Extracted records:
────────────────

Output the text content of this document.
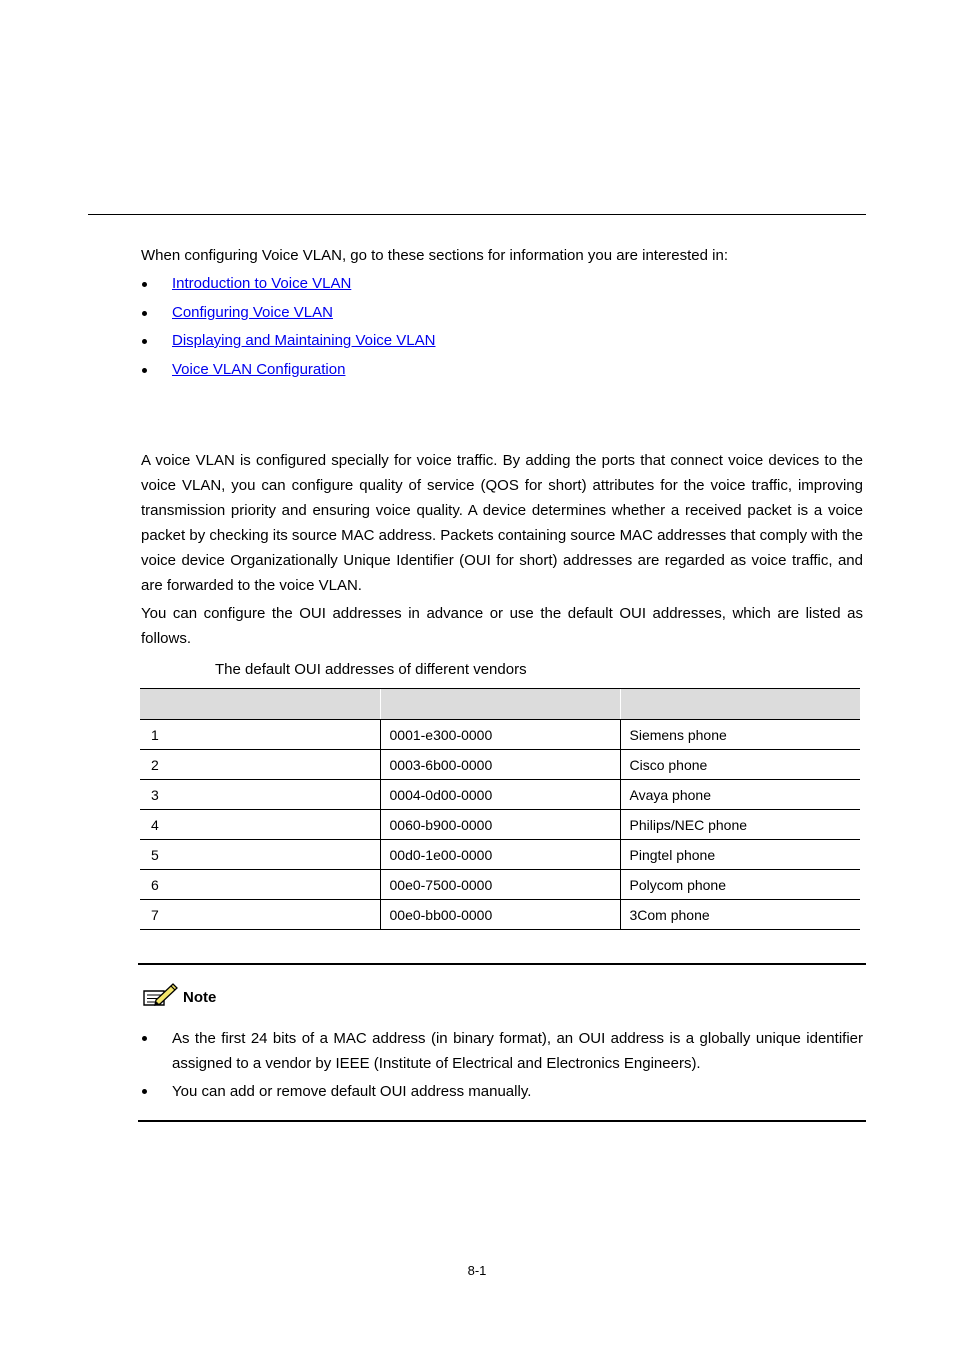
When configuring Voice VLAN, go to these sections for information you are interested in:
Introduction to Voice VLAN
Configuring Voice VLAN
Displaying and Maintaining Voice VLAN
Voice VLAN Configuration

A voice VLAN is configured specially for voice traffic. By adding the ports that connect voice devices to the voice VLAN, you can configure quality of service (QOS for short) attributes for the voice traffic, improving transmission priority and ensuring voice quality. A device determines whether a received packet is a voice packet by checking its source MAC address. Packets containing source MAC addresses that comply with the voice device Organizationally Unique Identifier (OUI for short) addresses are regarded as voice traffic, and are forwarded to the voice VLAN.

You can configure the OUI addresses in advance or use the default OUI addresses, which are listed as follows.

The default OUI addresses of different vendors

1	0001-e300-0000	Siemens phone
2	0003-6b00-0000	Cisco phone
3	0004-0d00-0000	Avaya phone
4	0060-b900-0000	Philips/NEC phone
5	00d0-1e00-0000	Pingtel phone
6	00e0-7500-0000	Polycom phone
7	00e0-bb00-0000	3Com phone
Note
As the first 24 bits of a MAC address (in binary format), an OUI address is a globally unique identifier assigned to a vendor by IEEE (Institute of Electrical and Electronics Engineers).
You can add or remove default OUI address manually.
8-1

────────────────

Gather each line from the listing above that holds "default".

> _Task output_
You can configure the OUI addresses in advance or use the default OUI addresses, which are listed as follows.
The default OUI addresses of different vendors
You can add or remove default OUI address manually.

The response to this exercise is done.